Exercise instructions: Show only lines that include "Теплоотвод".

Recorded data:

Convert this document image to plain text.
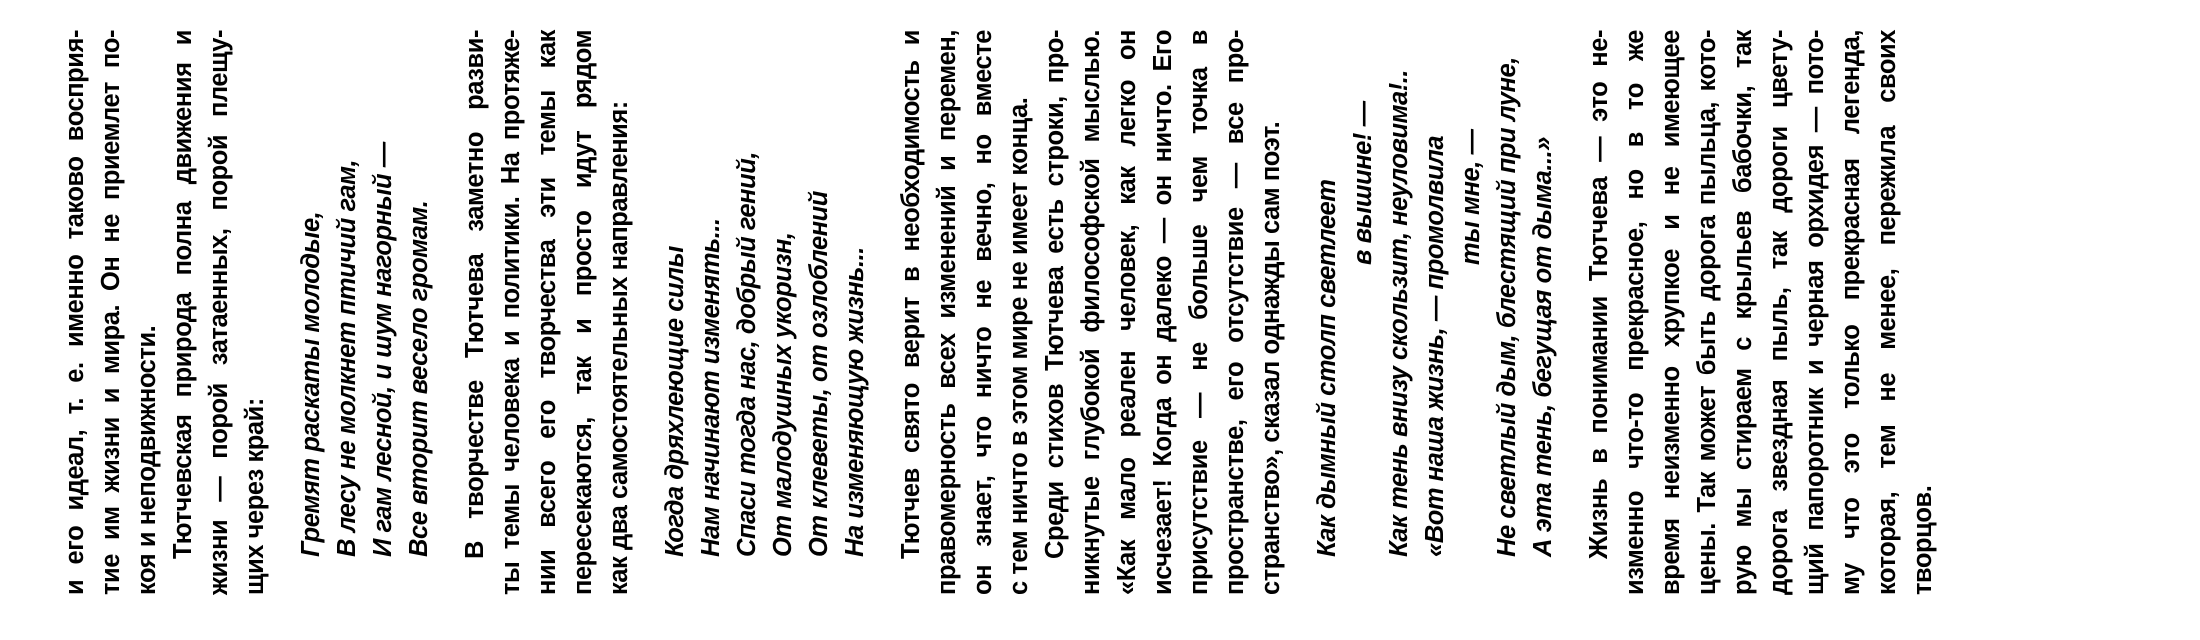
и его идеал, т. е. именно таково восприя- тие им жизни и мира. Он не приемлет по- коя и неподвижности. Тютчевская природа полна движения и жизни — порой затаенных, порой плещу- щих через край: Гремят раскаты молодые, В лесу не молкнет птичий гам, И гам лесной, и шум нагорный — Все вторит весело громам. В творчестве Тютчева заметно разви- ты темы человека и политики. На протяже- нии всего его творчества эти темы как пересекаются, так и просто идут рядом как два самостоятельных направления: Когда дряхлеющие силы Нам начинают изменять... Спаси тогда нас, добрый гений, От малодушных укоризн, От клеветы, от озлоблений На изменяющую жизнь... Тютчев свято верит в необходимость и правомерность всех изменений и перемен, он знает, что ничто не вечно, но вместе с тем ничто в этом мире не имеет конца. Среди стихов Тютчева есть строки, про- никнутые глубокой философской мыслью. «Как мало реален человек, как легко он исчезает! Когда он далеко — он ничто. Его присутствие — не больше чем точка в пространстве, его отсутствие — все про- странство», сказал однажды сам поэт. Как дымный столп светлеет в вышине! — Как тень внизу скользит, неуловима!.. «Вот наша жизнь, — промолвила ты мне, — Не светлый дым, блестящий при луне, А эта тень, бегущая от дыма...» Жизнь в понимании Тютчева — это не- изменно что-то прекрасное, но в то же время неизменно хрупкое и не имеющее цены. Так может быть дорога пыльца, кото- рую мы стираем с крыльев бабочки, так дорога звездная пыль, так дороги цвету- щий папоротник и черная орхидея — пото- му что это только прекрасная легенда, которая, тем не менее, пережила своих творцов.
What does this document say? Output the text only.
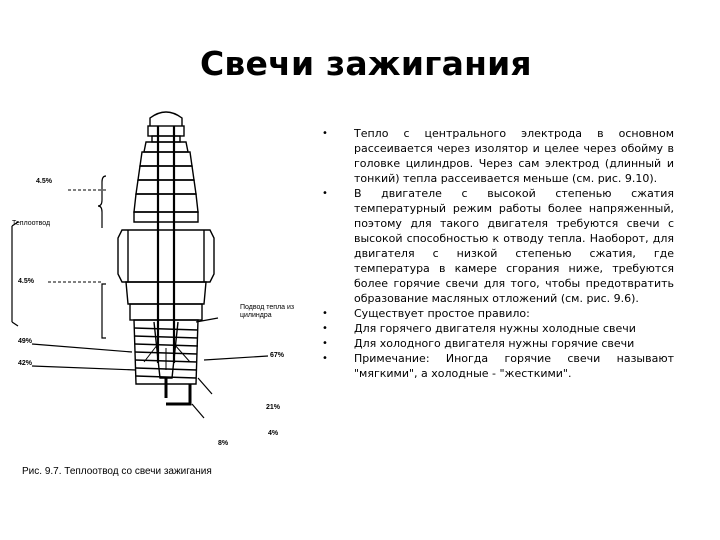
Свечи зажигания
4.5%
Теплоотвод
4.5%
Подвод тепла из цилиндра
49%
42%
67%
21%
4%
8%
Рис. 9.7. Теплоотвод со свечи зажигания
• Тепло с центрального электрода в основном рассеивается через изолятор и целее через обойму в головке цилиндров. Через сам электрод (длинный и тонкий) тепла рассеивается меньше (см. рис. 9.10).
• В двигателе с высокой степенью сжатия температурный режим работы более напряженный, поэтому для такого двигателя требуются свечи с высокой способностью к отводу тепла. Наоборот, для двигателя с низкой степенью сжатия, где температура в камере сгорания ниже, требуются более горячие свечи для того, чтобы предотвратить образование масляных отложений (см. рис. 9.6).
• Существует простое правило:
• Для горячего двигателя нужны холодные свечи
• Для холодного двигателя нужны горячие свечи
• Примечание: Иногда горячие свечи называют "мягкими", а холодные - "жесткими".
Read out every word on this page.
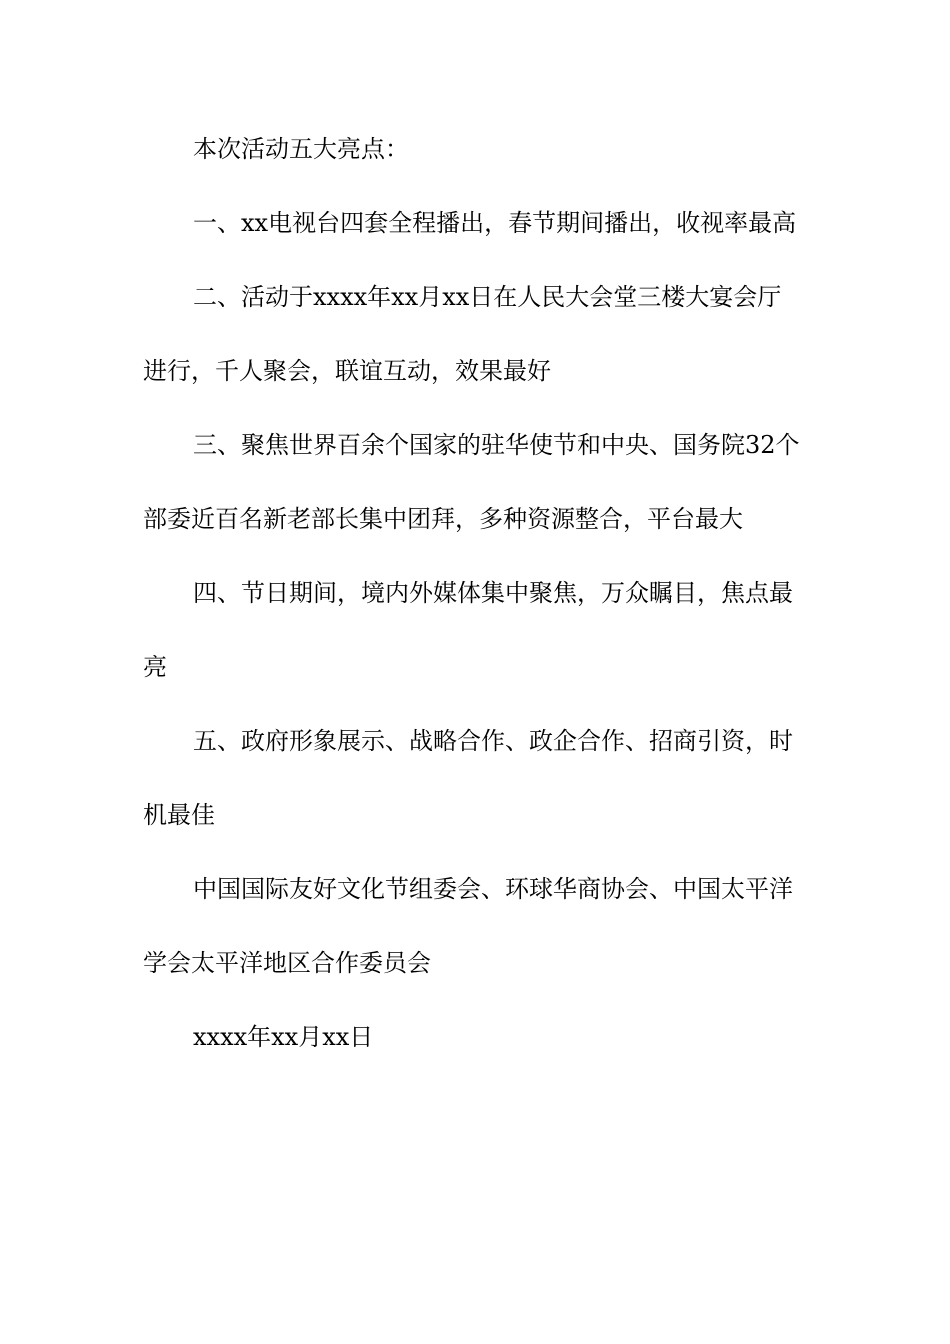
本次活动五大亮点：
一、xx电视台四套全程播出，春节期间播出，收视率最高
二、活动于xxxx年xx月xx日在人民大会堂三楼大宴会厅
进行，千人聚会，联谊互动，效果最好
三、聚焦世界百余个国家的驻华使节和中央、国务院32个
部委近百名新老部长集中团拜，多种资源整合，平台最大
四、节日期间，境内外媒体集中聚焦，万众瞩目，焦点最
亮
五、政府形象展示、战略合作、政企合作、招商引资，时
机最佳
中国国际友好文化节组委会、环球华商协会、中国太平洋
学会太平洋地区合作委员会
xxxx年xx月xx日
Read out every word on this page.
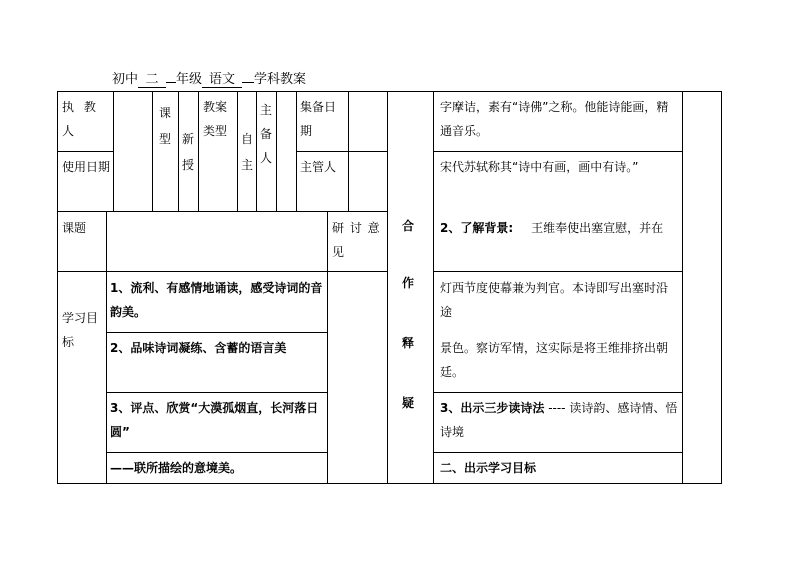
初中 二 年级 语文 学科教案
执 教 人
课型 新授
教案类型
自主
主备人
集备日期
使用日期	主管人
课题	研 讨 意 见
学习目标
1、流利、有感情地诵读，感受诗词的音韵美。
2、品味诗词凝练、含蓄的语言美
3、评点、欣赏“大漠孤烟直，长河落日圆”
——联所描绘的意境美。
合
作
释
疑
字摩诘，素有“诗佛”之称。他能诗能画，精通音乐。
宋代苏轼称其“诗中有画，画中有诗。”
2、了解背景: 王维奉使出塞宣慰，并在
灯西节度使幕兼为判官。本诗即写出塞时沿途
景色。察访军情，这实际是将王维排挤出朝廷。
3、出示三步读诗法 ---- 读诗韵、感诗情、悟诗境
二、出示学习目标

Problem solution:
Теплоотвод
Рис. 9.7. Теплоотвод со свечи зажигания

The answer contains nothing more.